In the entries that follow, find the word "this" and report each line it is on.

=== RECORDS ===

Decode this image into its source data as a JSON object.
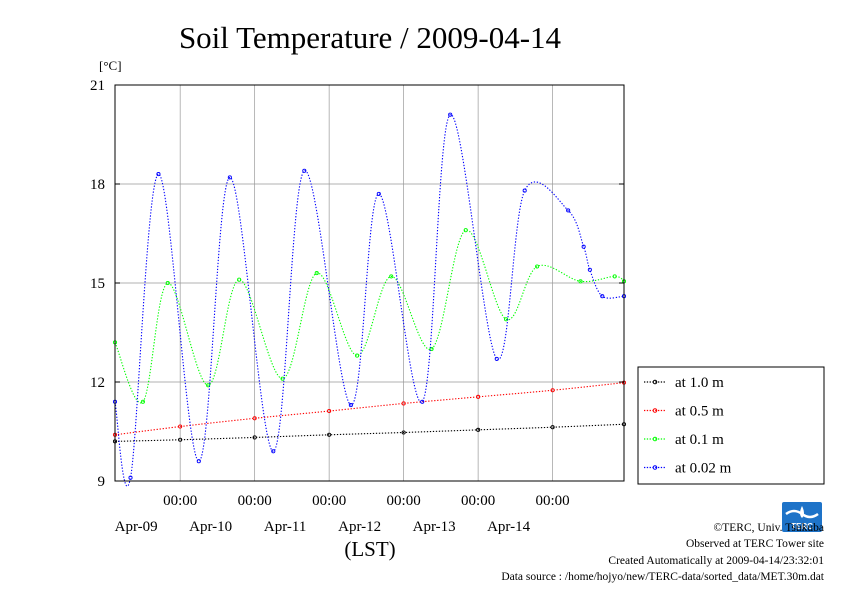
{
  "chart_data": {
    "type": "line",
    "title": "Soil Temperature / 2009-04-14",
    "ylabel": "[°C]",
    "xlabel": "(LST)",
    "ylim": [
      9,
      21
    ],
    "yticks": [
      9,
      12,
      15,
      18,
      21
    ],
    "xlim": [
      "2009-04-08T03:00",
      "2009-04-14T23:00"
    ],
    "xticks": [
      {
        "time": "2009-04-09T00:00",
        "label": "00:00",
        "day": "Apr-09"
      },
      {
        "time": "2009-04-10T00:00",
        "label": "00:00",
        "day": "Apr-10"
      },
      {
        "time": "2009-04-11T00:00",
        "label": "00:00",
        "day": "Apr-11"
      },
      {
        "time": "2009-04-12T00:00",
        "label": "00:00",
        "day": "Apr-12"
      },
      {
        "time": "2009-04-13T00:00",
        "label": "00:00",
        "day": "Apr-13"
      },
      {
        "time": "2009-04-14T00:00",
        "label": "00:00",
        "day": "Apr-14"
      }
    ],
    "grid": true,
    "legend_position": "right",
    "series": [
      {
        "name": "at 1.0 m",
        "color": "#000000",
        "x": [
          "2009-04-08T03:00",
          "2009-04-09T00:00",
          "2009-04-10T00:00",
          "2009-04-11T00:00",
          "2009-04-12T00:00",
          "2009-04-13T00:00",
          "2009-04-14T00:00",
          "2009-04-14T23:00"
        ],
        "y": [
          10.2,
          10.25,
          10.32,
          10.4,
          10.47,
          10.55,
          10.63,
          10.72
        ]
      },
      {
        "name": "at 0.5 m",
        "color": "#ff0000",
        "x": [
          "2009-04-08T03:00",
          "2009-04-09T00:00",
          "2009-04-10T00:00",
          "2009-04-11T00:00",
          "2009-04-12T00:00",
          "2009-04-13T00:00",
          "2009-04-14T00:00",
          "2009-04-14T23:00"
        ],
        "y": [
          10.4,
          10.65,
          10.9,
          11.12,
          11.35,
          11.55,
          11.75,
          11.98
        ]
      },
      {
        "name": "at 0.1 m",
        "color": "#00ff00",
        "x": [
          "2009-04-08T03:00",
          "2009-04-08T12:00",
          "2009-04-08T20:00",
          "2009-04-09T09:00",
          "2009-04-09T19:00",
          "2009-04-10T09:00",
          "2009-04-10T20:00",
          "2009-04-11T09:00",
          "2009-04-11T20:00",
          "2009-04-12T09:00",
          "2009-04-12T20:00",
          "2009-04-13T09:00",
          "2009-04-13T19:00",
          "2009-04-14T09:00",
          "2009-04-14T20:00",
          "2009-04-14T23:00"
        ],
        "y": [
          13.2,
          11.4,
          15.0,
          11.9,
          15.1,
          12.1,
          15.3,
          12.8,
          15.2,
          13.0,
          16.6,
          13.9,
          15.5,
          15.05,
          15.2,
          15.05
        ]
      },
      {
        "name": "at 0.02 m",
        "color": "#0000ff",
        "x": [
          "2009-04-08T03:00",
          "2009-04-08T08:00",
          "2009-04-08T17:00",
          "2009-04-09T06:00",
          "2009-04-09T16:00",
          "2009-04-10T06:00",
          "2009-04-10T16:00",
          "2009-04-11T07:00",
          "2009-04-11T16:00",
          "2009-04-12T06:00",
          "2009-04-12T15:00",
          "2009-04-13T06:00",
          "2009-04-13T15:00",
          "2009-04-14T05:00",
          "2009-04-14T10:00",
          "2009-04-14T12:00",
          "2009-04-14T16:00",
          "2009-04-14T23:00"
        ],
        "y": [
          11.4,
          9.1,
          18.3,
          9.6,
          18.2,
          9.9,
          18.4,
          11.3,
          17.7,
          11.4,
          20.1,
          12.7,
          17.8,
          17.2,
          16.1,
          15.4,
          14.6,
          14.6
        ]
      }
    ]
  },
  "credits": {
    "copyright": "©TERC, Univ. Tsukuba",
    "site": "Observed at TERC Tower site",
    "created": "Created Automatically at 2009-04-14/23:32:01",
    "source": "Data source : /home/hojyo/new/TERC-data/sorted_data/MET.30m.dat",
    "logo_text": "TERC"
  }
}
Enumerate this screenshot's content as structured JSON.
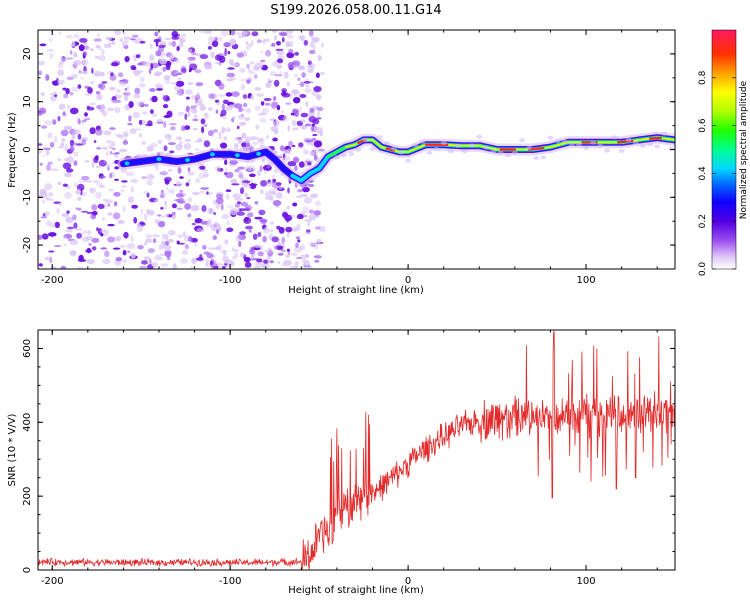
{
  "title": "S199.2026.058.00.11.G14",
  "colors": {
    "snr_line": "#e32a2a",
    "axis": "#000000",
    "purple_high": "#6a11e0",
    "purple_low": "#d9c3f5"
  },
  "chart_data": [
    {
      "type": "heatmap",
      "name": "spectrogram",
      "xlabel": "Height of straight line (km)",
      "ylabel": "Frequency (Hz)",
      "xlim": [
        -208,
        150
      ],
      "ylim": [
        -25,
        25
      ],
      "xticks": [
        -200,
        -100,
        0,
        100
      ],
      "xtick_labels": [
        "-200",
        "-100",
        "0",
        "100"
      ],
      "yticks": [
        -20,
        -10,
        0,
        10,
        20
      ],
      "ytick_labels": [
        "-20",
        "-10",
        "0",
        "10",
        "20"
      ],
      "noise_region_x": [
        -208,
        -60
      ],
      "ridge": [
        {
          "x": -160,
          "y": -3
        },
        {
          "x": -150,
          "y": -2.5
        },
        {
          "x": -140,
          "y": -2
        },
        {
          "x": -130,
          "y": -2.5
        },
        {
          "x": -120,
          "y": -2
        },
        {
          "x": -110,
          "y": -1
        },
        {
          "x": -100,
          "y": -1
        },
        {
          "x": -90,
          "y": -1.5
        },
        {
          "x": -80,
          "y": -0.5
        },
        {
          "x": -75,
          "y": -2
        },
        {
          "x": -70,
          "y": -4
        },
        {
          "x": -65,
          "y": -5.5
        },
        {
          "x": -60,
          "y": -6.5
        },
        {
          "x": -55,
          "y": -5
        },
        {
          "x": -50,
          "y": -4
        },
        {
          "x": -45,
          "y": -1.5
        },
        {
          "x": -40,
          "y": -0.5
        },
        {
          "x": -35,
          "y": 0.5
        },
        {
          "x": -30,
          "y": 1
        },
        {
          "x": -25,
          "y": 2
        },
        {
          "x": -20,
          "y": 2
        },
        {
          "x": -15,
          "y": 0.5
        },
        {
          "x": -10,
          "y": 0
        },
        {
          "x": -5,
          "y": -0.5
        },
        {
          "x": 0,
          "y": -0.5
        },
        {
          "x": 10,
          "y": 1
        },
        {
          "x": 20,
          "y": 1
        },
        {
          "x": 30,
          "y": 0.8
        },
        {
          "x": 40,
          "y": 0.8
        },
        {
          "x": 50,
          "y": 0
        },
        {
          "x": 60,
          "y": 0
        },
        {
          "x": 70,
          "y": 0
        },
        {
          "x": 80,
          "y": 0.5
        },
        {
          "x": 90,
          "y": 1.5
        },
        {
          "x": 100,
          "y": 1.5
        },
        {
          "x": 110,
          "y": 1.5
        },
        {
          "x": 120,
          "y": 1.5
        },
        {
          "x": 130,
          "y": 2
        },
        {
          "x": 140,
          "y": 2.5
        },
        {
          "x": 150,
          "y": 2
        }
      ],
      "colorbar": {
        "label": "Normalized spectral amplitude",
        "range": [
          0,
          1
        ],
        "ticks": [
          0.0,
          0.2,
          0.4,
          0.6,
          0.8
        ],
        "tick_labels": [
          "0.0",
          "0.2",
          "0.4",
          "0.6",
          "0.8"
        ]
      }
    },
    {
      "type": "line",
      "name": "snr",
      "xlabel": "Height of straight line (km)",
      "ylabel": "SNR (10 * V/V)",
      "xlim": [
        -208,
        150
      ],
      "ylim": [
        0,
        650
      ],
      "xticks": [
        -200,
        -100,
        0,
        100
      ],
      "xtick_labels": [
        "-200",
        "-100",
        "0",
        "100"
      ],
      "yticks": [
        0,
        200,
        400,
        600
      ],
      "ytick_labels": [
        "0",
        "200",
        "400",
        "600"
      ],
      "series": [
        {
          "name": "SNR",
          "x": [
            -208,
            -180,
            -150,
            -120,
            -90,
            -60,
            -55,
            -50,
            -45,
            -40,
            -35,
            -30,
            -25,
            -20,
            -15,
            -10,
            -5,
            0,
            10,
            20,
            30,
            40,
            50,
            60,
            70,
            80,
            90,
            100,
            110,
            120,
            130,
            140,
            150
          ],
          "y": [
            22,
            21,
            20,
            21,
            20,
            22,
            40,
            90,
            110,
            140,
            165,
            180,
            195,
            210,
            225,
            245,
            265,
            290,
            330,
            360,
            390,
            405,
            410,
            410,
            415,
            420,
            420,
            420,
            415,
            420,
            420,
            425,
            425
          ]
        }
      ],
      "max_point": {
        "x": 82,
        "y": 645
      },
      "min_dips": [
        {
          "x": 81,
          "y": 195
        },
        {
          "x": 117,
          "y": 220
        },
        {
          "x": 128,
          "y": 250
        }
      ]
    }
  ]
}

===

▶ _RESULT_
Decode this image into its source data as a JSON object.
Enumerate this screenshot's content as structured JSON.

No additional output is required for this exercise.